◆ **Provided material**:
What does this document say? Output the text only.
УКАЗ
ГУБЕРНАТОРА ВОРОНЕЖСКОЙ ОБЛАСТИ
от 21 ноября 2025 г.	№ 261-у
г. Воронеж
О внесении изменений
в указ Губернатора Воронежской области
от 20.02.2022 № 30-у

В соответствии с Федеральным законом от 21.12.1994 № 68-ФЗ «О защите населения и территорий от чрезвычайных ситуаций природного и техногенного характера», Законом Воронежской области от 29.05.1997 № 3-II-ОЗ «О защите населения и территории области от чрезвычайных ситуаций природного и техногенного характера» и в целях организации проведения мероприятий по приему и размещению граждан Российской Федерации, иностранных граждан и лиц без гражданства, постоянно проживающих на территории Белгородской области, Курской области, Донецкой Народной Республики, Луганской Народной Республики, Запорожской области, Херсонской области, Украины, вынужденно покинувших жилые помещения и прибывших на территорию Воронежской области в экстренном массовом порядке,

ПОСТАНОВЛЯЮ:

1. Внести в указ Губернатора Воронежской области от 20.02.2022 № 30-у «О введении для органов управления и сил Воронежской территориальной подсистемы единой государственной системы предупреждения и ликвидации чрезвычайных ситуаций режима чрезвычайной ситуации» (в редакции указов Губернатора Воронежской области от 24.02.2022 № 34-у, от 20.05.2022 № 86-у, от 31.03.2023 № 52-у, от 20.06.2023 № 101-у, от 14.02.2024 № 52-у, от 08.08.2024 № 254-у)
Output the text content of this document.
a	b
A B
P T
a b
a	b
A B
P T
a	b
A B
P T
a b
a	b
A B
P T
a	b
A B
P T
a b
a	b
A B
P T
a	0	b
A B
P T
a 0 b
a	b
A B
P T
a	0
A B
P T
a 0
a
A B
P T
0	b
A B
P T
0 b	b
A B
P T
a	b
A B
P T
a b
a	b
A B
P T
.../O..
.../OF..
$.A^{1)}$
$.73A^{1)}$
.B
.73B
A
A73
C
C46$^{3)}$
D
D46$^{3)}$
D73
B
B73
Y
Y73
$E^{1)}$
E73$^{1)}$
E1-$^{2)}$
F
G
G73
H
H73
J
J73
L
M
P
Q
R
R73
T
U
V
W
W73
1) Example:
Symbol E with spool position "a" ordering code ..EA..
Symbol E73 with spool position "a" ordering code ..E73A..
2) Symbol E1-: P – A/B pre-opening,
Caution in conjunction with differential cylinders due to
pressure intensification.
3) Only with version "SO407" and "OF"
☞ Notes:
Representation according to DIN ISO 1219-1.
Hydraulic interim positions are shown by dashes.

◆ **Given task**:
Transcribe each entry precisely, missing none.

◆ **Written reply**:
What does this document say? Output the text only.
УКАЗ
ГУБЕРНАТОРА ВОРОНЕЖСКОЙ ОБЛАСТИ
от 21 ноября 2025 г.	№ 261-у
г. Воронеж
О внесении изменений
в указ Губернатора Воронежской области
от 20.02.2022 № 30-у

В соответствии с Федеральным законом от 21.12.1994 № 68-ФЗ «О защите населения и территорий от чрезвычайных ситуаций природного и техногенного характера», Законом Воронежской области от 29.05.1997 № 3-II-ОЗ «О защите населения и территории области от чрезвычайных ситуаций природного и техногенного характера» и в целях организации проведения мероприятий по приему и размещению граждан Российской Федерации, иностранных граждан и лиц без гражданства, постоянно проживающих на территории Белгородской области, Курской области, Донецкой Народной Республики, Луганской Народной Республики, Запорожской области, Херсонской области, Украины, вынужденно покинувших жилые помещения и прибывших на территорию Воронежской области в экстренном массовом порядке,

ПОСТАНОВЛЯЮ:

1. Внести в указ Губернатора Воронежской области от 20.02.2022 № 30-у «О введении для органов управления и сил Воронежской территориальной подсистемы единой государственной системы предупреждения и ликвидации чрезвычайных ситуаций режима чрезвычайной ситуации» (в редакции указов Губернатора Воронежской области от 24.02.2022 № 34-у, от 20.05.2022 № 86-у, от 31.03.2023 № 52-у, от 20.06.2023 № 101-у, от 14.02.2024 № 52-у, от 08.08.2024 № 254-у)
Output the text content of this document.
a	b
A B
P T
a b
a	b
A B
P T
a	b
A B
P T
a b
a	b
A B
P T
a	b
A B
P T
a b
a	b
A B
P T
a	0	b
A B
P T
a 0 b
a	b
A B
P T
a	0
A B
P T
a 0
a
A B
P T
0	b
A B
P T
0 b	b
A B
P T
a	b
A B
P T
a b
a	b
A B
P T
.../O..
.../OF..
$.A^{1)}$
$.73A^{1)}$
.B
.73B
A
A73
C
C46$^{3)}$
D
D46$^{3)}$
D73
B
B73
Y
Y73
$E^{1)}$
E73$^{1)}$
E1-$^{2)}$
F
G
G73
H
H73
J
J73
L
M
P
Q
R
R73
T
U
V
W
W73
1) Example:
Symbol E with spool position "a" ordering code ..EA..
Symbol E73 with spool position "a" ordering code ..E73A..
2) Symbol E1-: P – A/B pre-opening,
Caution in conjunction with differential cylinders due to
pressure intensification.
3) Only with version "SO407" and "OF"
☞ Notes:
Representation according to DIN ISO 1219-1.
Hydraulic interim positions are shown by dashes.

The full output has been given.